### PROBLEM TO SOLVE
Extract and list every line that contains the word "this".

-------- DATA SECTION

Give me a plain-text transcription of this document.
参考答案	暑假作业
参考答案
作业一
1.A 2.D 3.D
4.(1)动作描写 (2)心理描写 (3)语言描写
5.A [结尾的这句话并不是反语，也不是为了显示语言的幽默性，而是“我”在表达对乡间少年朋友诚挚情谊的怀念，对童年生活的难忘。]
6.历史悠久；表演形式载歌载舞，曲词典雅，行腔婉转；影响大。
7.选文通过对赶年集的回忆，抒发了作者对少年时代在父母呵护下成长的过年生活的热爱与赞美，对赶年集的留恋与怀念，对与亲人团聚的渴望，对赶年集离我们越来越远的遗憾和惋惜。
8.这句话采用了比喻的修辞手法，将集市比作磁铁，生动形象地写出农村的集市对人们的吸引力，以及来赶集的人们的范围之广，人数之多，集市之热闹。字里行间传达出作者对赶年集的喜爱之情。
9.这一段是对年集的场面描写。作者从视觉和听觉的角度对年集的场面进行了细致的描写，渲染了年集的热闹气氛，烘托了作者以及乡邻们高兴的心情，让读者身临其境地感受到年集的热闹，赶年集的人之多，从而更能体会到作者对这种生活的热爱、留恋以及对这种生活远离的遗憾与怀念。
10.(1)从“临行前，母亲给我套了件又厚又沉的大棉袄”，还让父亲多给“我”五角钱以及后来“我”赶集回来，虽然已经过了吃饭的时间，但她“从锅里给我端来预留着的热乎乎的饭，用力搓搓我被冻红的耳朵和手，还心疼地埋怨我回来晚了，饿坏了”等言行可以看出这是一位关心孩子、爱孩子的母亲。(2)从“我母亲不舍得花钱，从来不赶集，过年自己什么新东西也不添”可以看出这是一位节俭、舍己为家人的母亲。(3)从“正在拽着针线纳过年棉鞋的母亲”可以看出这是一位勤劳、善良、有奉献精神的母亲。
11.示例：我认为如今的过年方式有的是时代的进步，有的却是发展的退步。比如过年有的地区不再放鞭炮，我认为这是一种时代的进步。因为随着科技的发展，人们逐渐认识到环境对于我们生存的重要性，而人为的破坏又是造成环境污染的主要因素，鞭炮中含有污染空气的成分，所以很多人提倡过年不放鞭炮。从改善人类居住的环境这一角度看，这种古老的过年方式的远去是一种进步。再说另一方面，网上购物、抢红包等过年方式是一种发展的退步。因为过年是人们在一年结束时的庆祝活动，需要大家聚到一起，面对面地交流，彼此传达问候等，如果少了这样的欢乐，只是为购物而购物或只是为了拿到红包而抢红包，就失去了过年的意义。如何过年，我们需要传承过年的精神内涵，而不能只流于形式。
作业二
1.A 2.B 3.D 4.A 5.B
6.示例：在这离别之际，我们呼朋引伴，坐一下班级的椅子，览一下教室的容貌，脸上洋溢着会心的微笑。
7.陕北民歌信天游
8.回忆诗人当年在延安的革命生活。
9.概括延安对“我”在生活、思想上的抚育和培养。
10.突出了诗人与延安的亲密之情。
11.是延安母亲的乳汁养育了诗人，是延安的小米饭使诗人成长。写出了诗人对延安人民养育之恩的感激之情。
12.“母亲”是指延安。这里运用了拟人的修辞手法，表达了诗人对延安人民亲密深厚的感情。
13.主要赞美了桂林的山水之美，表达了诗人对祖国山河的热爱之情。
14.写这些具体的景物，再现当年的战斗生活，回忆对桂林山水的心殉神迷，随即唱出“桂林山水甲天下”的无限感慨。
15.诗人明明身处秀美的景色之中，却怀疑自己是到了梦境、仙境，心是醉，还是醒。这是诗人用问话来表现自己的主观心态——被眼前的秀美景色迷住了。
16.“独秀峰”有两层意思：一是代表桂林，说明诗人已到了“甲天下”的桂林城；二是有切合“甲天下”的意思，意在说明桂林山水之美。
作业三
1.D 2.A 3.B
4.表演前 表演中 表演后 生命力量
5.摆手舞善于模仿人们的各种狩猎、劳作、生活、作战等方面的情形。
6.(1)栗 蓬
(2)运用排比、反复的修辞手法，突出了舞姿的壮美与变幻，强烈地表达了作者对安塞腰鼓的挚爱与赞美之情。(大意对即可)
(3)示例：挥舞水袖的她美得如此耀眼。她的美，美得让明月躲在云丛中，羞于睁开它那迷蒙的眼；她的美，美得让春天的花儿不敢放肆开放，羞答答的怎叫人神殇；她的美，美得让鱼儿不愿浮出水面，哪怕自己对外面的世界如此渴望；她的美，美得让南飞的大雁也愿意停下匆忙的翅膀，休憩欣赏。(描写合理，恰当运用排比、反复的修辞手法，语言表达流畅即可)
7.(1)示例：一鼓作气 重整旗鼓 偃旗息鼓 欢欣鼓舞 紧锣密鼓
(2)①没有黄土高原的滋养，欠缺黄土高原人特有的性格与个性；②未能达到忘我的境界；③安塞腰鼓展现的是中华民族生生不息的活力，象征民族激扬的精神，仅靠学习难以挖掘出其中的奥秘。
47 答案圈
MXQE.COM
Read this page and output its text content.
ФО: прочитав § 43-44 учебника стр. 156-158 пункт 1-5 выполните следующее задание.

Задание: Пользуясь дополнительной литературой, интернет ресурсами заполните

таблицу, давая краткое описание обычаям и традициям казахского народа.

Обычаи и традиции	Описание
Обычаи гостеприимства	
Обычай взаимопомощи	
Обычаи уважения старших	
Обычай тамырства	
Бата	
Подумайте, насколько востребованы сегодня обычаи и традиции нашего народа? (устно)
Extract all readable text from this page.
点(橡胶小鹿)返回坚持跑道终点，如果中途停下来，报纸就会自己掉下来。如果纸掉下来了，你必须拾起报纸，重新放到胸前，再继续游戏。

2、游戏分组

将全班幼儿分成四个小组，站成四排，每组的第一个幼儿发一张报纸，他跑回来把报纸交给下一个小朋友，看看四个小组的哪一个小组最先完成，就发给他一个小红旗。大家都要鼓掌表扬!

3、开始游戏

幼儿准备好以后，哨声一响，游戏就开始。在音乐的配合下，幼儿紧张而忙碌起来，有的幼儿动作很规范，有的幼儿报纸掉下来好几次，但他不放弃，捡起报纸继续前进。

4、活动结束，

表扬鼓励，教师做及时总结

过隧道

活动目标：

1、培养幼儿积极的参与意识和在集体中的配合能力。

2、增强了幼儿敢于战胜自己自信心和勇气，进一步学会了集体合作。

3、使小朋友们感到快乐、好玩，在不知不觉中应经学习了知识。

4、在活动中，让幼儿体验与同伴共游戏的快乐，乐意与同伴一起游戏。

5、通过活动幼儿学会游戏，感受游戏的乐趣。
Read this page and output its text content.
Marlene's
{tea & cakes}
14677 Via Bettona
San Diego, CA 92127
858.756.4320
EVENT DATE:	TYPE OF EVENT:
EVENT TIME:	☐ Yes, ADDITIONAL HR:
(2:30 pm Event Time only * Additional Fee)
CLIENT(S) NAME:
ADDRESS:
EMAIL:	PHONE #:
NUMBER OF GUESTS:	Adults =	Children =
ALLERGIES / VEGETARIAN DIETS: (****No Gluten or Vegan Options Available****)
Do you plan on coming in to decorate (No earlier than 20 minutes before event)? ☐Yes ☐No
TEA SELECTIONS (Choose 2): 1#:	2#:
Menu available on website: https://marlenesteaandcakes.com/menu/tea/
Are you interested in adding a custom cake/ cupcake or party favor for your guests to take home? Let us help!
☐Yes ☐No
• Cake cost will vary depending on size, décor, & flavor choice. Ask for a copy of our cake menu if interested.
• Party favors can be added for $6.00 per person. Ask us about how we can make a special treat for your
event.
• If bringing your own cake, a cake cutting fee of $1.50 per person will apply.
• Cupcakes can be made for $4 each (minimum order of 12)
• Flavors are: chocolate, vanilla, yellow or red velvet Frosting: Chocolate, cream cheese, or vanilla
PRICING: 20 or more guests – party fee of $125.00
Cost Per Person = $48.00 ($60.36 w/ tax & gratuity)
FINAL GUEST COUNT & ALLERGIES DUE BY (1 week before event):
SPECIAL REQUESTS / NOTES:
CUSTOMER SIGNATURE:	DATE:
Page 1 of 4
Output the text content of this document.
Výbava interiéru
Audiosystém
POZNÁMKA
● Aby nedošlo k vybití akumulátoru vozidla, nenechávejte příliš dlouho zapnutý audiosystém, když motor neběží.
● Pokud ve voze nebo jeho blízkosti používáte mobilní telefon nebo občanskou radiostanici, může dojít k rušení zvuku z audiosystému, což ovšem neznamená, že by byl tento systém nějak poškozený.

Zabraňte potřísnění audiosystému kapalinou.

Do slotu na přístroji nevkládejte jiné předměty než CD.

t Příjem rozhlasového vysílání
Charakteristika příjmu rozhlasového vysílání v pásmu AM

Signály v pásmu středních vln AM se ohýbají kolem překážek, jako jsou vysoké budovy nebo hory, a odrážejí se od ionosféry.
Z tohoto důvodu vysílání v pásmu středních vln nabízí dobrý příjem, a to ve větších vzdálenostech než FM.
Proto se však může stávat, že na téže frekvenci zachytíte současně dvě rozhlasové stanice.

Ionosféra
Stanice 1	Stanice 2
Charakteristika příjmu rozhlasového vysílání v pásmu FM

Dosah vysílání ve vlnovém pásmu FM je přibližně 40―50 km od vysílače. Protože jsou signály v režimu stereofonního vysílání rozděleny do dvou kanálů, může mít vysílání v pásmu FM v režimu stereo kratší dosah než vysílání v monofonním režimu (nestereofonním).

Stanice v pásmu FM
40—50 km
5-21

----------------

### RESPONSE
Give me a plain-text transcription of this document.
Read this page and output its text content.
Extract all readable text from this page.
Read this page and output its text content.
Output the text content of this document.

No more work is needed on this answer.